▶ What you will do:
For the listing underneath, give the count of lines containing the string "time" and nothing further.
— Start Recorded information —
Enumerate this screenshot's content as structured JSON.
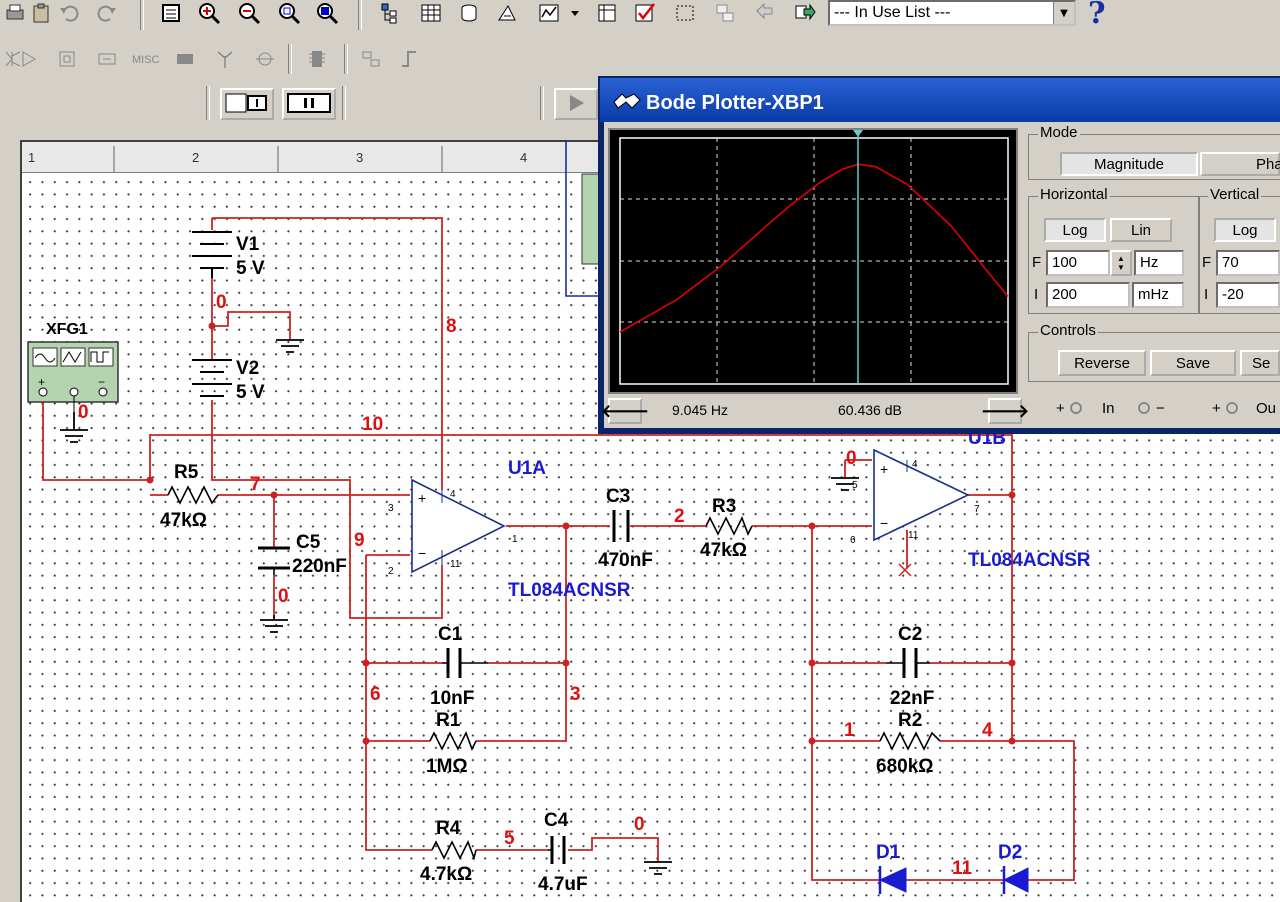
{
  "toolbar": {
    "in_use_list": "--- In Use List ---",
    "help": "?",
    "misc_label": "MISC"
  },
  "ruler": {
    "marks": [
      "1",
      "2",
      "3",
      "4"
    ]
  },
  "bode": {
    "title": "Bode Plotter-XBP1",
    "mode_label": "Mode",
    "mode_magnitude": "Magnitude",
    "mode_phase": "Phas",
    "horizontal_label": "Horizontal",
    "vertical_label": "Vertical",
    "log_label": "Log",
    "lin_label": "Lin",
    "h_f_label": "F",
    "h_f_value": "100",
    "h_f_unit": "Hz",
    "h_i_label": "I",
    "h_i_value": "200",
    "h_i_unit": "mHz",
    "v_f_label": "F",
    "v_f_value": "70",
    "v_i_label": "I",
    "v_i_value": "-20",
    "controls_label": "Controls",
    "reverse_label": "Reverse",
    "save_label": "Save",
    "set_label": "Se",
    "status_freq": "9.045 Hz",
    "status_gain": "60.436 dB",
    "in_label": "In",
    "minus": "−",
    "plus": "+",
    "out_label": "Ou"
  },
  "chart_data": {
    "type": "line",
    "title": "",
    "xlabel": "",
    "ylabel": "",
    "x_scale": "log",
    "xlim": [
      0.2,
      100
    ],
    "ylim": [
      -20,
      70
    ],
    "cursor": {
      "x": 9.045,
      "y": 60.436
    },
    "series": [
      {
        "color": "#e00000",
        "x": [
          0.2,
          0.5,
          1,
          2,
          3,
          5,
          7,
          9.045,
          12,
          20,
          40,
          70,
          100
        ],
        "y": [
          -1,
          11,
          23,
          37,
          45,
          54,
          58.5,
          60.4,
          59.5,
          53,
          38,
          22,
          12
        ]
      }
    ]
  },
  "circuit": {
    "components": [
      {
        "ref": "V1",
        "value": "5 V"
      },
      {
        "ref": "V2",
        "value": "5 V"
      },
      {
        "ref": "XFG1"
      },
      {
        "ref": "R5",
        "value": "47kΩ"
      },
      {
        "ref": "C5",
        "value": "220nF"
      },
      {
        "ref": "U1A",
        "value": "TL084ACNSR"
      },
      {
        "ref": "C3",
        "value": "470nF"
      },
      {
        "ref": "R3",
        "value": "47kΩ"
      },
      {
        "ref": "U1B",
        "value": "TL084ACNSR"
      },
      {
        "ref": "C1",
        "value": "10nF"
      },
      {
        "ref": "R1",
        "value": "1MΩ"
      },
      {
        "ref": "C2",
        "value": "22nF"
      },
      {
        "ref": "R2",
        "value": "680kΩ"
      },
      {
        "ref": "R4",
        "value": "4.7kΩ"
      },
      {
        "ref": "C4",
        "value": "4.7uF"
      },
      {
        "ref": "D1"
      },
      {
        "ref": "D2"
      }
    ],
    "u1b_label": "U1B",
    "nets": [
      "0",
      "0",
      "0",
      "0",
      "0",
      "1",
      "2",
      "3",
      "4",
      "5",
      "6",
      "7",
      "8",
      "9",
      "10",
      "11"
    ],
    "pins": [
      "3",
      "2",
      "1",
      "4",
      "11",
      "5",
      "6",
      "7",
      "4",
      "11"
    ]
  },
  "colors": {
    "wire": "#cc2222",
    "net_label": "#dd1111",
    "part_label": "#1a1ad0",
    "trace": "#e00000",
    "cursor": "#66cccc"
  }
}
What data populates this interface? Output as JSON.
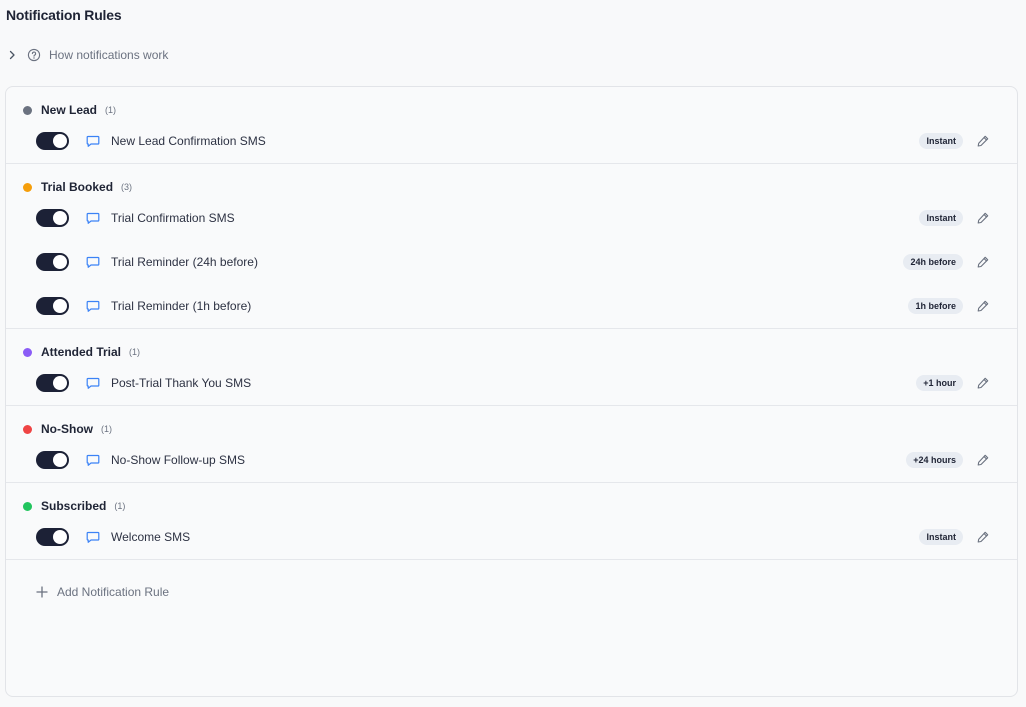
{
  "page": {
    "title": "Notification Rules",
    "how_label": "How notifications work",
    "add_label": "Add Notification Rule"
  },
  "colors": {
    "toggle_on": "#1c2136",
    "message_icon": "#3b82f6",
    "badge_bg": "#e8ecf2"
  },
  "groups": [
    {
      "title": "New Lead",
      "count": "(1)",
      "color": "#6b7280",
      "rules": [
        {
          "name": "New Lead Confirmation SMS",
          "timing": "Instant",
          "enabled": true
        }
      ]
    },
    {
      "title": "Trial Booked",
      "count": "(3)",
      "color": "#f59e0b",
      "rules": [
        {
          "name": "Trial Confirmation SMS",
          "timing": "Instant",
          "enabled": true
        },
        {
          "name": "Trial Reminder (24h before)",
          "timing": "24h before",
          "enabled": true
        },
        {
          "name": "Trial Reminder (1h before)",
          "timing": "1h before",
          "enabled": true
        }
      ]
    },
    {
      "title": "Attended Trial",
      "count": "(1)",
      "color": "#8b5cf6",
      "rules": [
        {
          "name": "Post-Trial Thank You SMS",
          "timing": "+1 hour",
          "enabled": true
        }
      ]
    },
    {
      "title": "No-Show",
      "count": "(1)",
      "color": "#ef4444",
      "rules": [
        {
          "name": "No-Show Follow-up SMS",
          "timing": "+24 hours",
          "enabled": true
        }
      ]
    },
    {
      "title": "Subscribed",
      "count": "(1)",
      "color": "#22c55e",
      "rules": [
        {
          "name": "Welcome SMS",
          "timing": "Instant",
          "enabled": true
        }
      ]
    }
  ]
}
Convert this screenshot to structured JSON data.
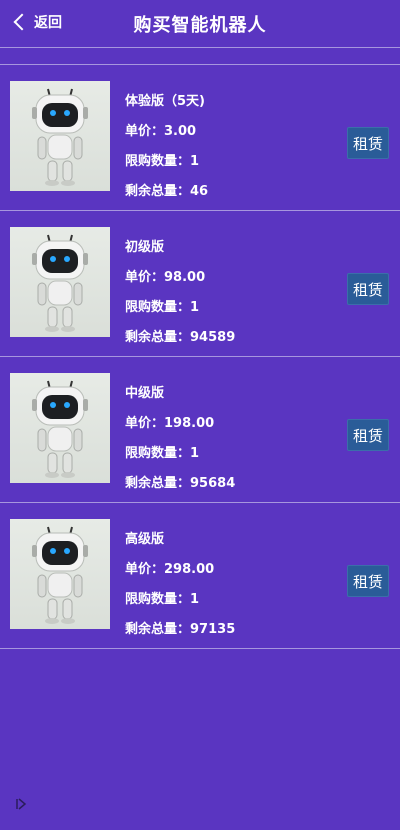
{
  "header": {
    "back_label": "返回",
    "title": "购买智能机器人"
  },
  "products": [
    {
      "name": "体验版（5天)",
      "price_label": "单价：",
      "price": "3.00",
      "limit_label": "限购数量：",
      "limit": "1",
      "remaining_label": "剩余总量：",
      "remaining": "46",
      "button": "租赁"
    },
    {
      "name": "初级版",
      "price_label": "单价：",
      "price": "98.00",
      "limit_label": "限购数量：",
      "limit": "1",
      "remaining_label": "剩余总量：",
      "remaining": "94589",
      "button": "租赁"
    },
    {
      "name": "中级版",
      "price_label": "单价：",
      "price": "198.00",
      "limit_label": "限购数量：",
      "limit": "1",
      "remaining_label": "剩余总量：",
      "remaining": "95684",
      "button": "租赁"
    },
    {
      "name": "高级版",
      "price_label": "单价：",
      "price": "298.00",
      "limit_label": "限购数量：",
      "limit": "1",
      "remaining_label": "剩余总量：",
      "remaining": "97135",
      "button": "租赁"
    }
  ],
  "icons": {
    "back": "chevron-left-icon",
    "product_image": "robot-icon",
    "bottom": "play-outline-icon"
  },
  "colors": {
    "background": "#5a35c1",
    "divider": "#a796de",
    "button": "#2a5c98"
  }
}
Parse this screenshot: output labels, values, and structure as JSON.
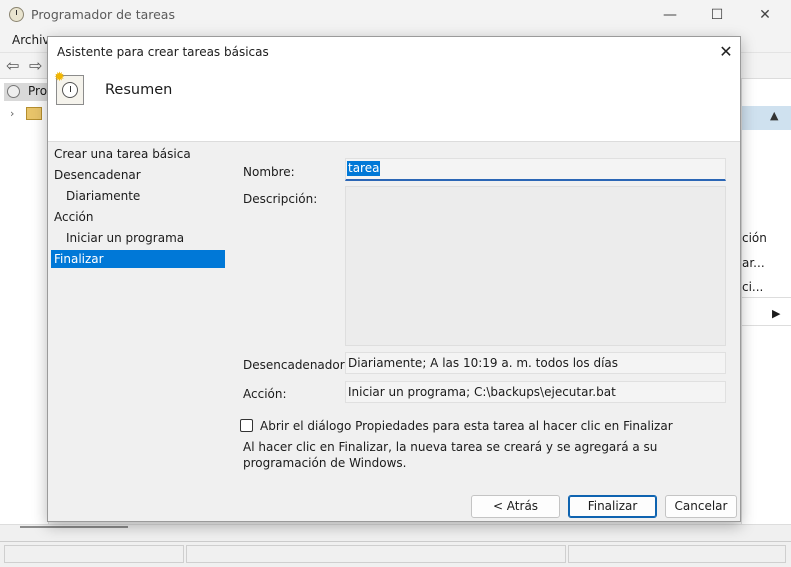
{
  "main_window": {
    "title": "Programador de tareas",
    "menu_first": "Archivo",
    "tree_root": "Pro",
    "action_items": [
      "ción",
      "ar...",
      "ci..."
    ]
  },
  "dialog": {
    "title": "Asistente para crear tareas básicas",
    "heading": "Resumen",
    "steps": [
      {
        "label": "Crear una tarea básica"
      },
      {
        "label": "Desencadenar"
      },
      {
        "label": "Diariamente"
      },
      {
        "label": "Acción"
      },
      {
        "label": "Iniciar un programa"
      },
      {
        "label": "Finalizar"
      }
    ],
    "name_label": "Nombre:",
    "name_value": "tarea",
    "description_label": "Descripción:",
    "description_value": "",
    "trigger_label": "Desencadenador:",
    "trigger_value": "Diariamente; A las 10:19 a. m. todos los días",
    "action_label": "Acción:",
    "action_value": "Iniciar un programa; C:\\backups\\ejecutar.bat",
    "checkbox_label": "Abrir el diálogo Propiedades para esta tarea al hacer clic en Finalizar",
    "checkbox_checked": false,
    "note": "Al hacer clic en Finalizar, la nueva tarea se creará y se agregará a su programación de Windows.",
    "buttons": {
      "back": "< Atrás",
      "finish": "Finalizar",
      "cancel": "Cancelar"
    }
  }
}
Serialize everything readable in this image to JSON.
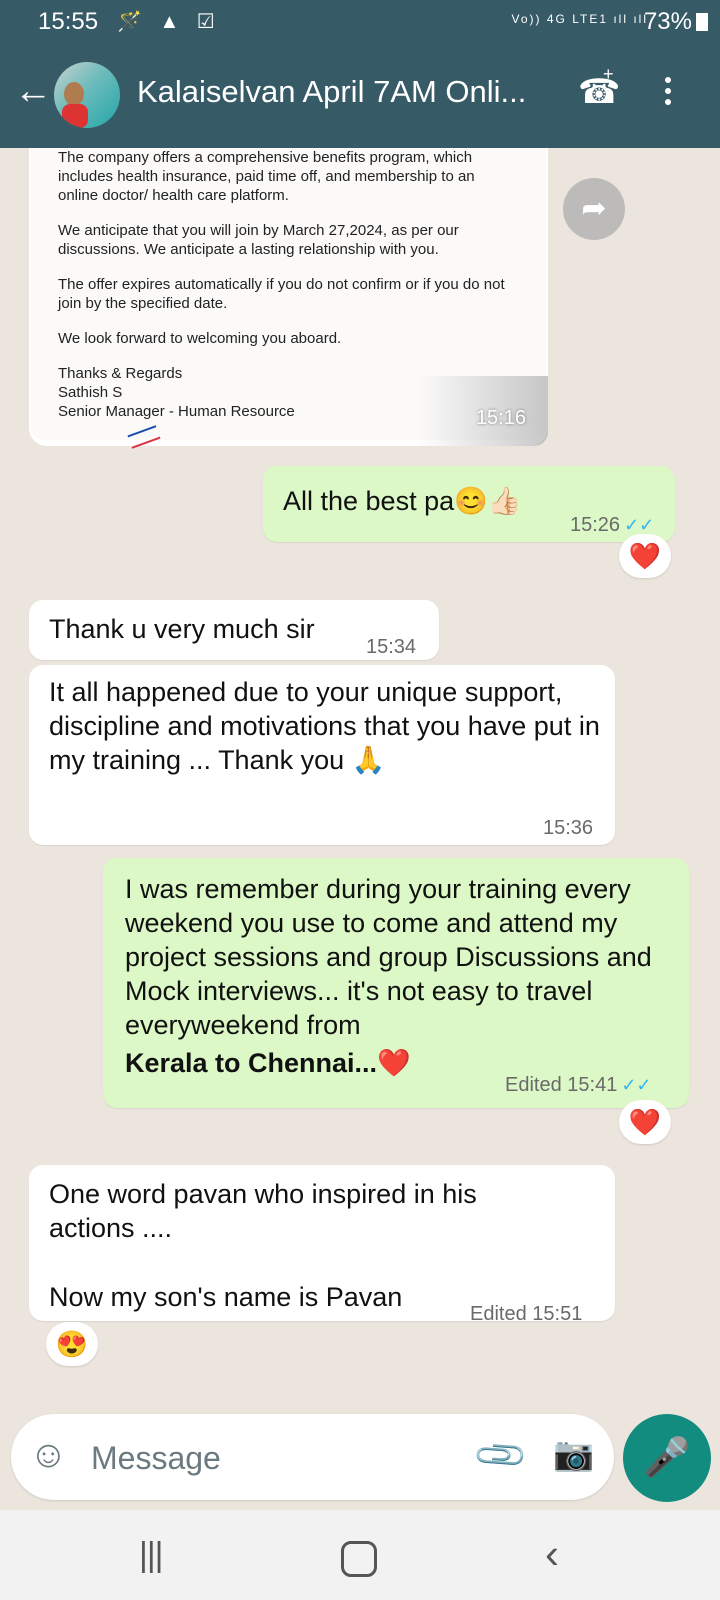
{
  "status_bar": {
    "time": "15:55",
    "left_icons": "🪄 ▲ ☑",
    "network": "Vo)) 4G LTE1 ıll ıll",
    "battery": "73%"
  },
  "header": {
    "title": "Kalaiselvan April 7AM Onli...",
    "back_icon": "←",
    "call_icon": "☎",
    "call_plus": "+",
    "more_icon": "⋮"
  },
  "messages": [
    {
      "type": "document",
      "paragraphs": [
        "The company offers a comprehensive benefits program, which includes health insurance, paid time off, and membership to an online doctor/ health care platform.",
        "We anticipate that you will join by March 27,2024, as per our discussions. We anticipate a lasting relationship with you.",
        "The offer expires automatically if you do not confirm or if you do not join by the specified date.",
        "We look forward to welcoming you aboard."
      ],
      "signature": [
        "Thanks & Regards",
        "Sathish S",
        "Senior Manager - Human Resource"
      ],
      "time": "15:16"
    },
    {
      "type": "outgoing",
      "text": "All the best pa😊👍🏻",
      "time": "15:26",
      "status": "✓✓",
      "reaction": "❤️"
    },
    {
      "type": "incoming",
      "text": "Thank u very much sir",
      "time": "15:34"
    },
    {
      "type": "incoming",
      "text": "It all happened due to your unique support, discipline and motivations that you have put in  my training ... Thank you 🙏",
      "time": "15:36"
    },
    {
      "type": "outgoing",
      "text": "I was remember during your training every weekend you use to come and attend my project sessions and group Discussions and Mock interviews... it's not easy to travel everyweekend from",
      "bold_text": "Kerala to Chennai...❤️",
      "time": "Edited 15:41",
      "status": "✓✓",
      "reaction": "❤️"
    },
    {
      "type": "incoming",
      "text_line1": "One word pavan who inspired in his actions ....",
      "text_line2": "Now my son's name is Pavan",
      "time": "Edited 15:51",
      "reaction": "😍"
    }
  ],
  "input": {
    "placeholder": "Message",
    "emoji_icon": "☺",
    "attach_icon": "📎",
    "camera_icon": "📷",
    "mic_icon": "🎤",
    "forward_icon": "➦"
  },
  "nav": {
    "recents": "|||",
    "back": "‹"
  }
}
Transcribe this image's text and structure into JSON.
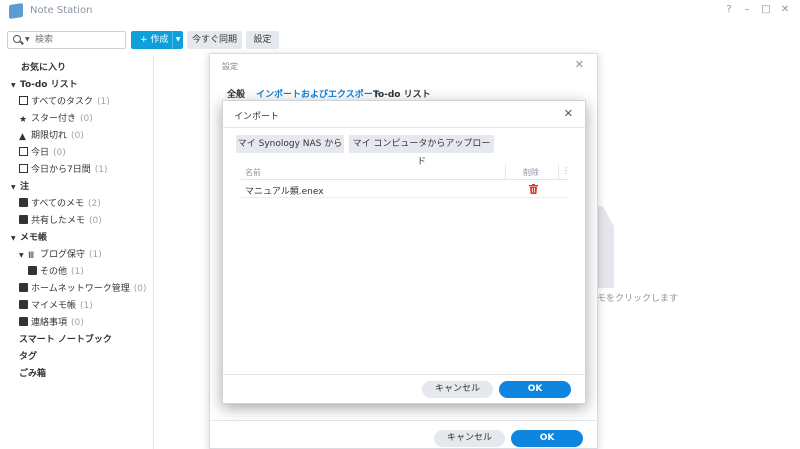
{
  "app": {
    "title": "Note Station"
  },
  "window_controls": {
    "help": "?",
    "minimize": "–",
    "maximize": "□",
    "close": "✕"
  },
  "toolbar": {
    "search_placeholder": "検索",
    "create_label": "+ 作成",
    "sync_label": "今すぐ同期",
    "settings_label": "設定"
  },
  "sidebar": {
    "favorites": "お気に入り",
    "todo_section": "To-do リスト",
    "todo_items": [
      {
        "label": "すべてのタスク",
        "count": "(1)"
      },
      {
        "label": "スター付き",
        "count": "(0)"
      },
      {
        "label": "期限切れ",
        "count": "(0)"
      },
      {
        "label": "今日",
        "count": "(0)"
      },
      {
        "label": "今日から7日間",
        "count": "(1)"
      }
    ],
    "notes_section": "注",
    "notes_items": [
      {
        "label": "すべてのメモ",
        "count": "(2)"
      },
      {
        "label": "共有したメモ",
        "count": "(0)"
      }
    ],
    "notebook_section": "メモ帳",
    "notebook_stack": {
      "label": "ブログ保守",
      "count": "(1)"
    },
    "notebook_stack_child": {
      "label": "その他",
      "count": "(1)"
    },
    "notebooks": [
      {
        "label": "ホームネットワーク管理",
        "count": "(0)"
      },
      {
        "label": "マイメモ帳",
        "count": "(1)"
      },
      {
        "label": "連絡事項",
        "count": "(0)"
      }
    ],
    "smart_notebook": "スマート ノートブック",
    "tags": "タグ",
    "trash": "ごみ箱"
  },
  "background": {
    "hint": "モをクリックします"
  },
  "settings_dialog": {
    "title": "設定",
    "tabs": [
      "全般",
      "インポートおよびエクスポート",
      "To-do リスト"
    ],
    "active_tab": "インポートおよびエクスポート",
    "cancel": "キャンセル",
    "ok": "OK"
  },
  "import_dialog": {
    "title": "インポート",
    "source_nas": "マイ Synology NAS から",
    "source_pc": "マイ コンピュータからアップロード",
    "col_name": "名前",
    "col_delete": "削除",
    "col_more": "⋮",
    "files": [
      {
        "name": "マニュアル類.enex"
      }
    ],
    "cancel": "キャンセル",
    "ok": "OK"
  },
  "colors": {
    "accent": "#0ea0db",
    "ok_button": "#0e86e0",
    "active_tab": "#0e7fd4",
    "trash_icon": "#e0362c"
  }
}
— End Recorded information —
▶ Answer to this exercise:
8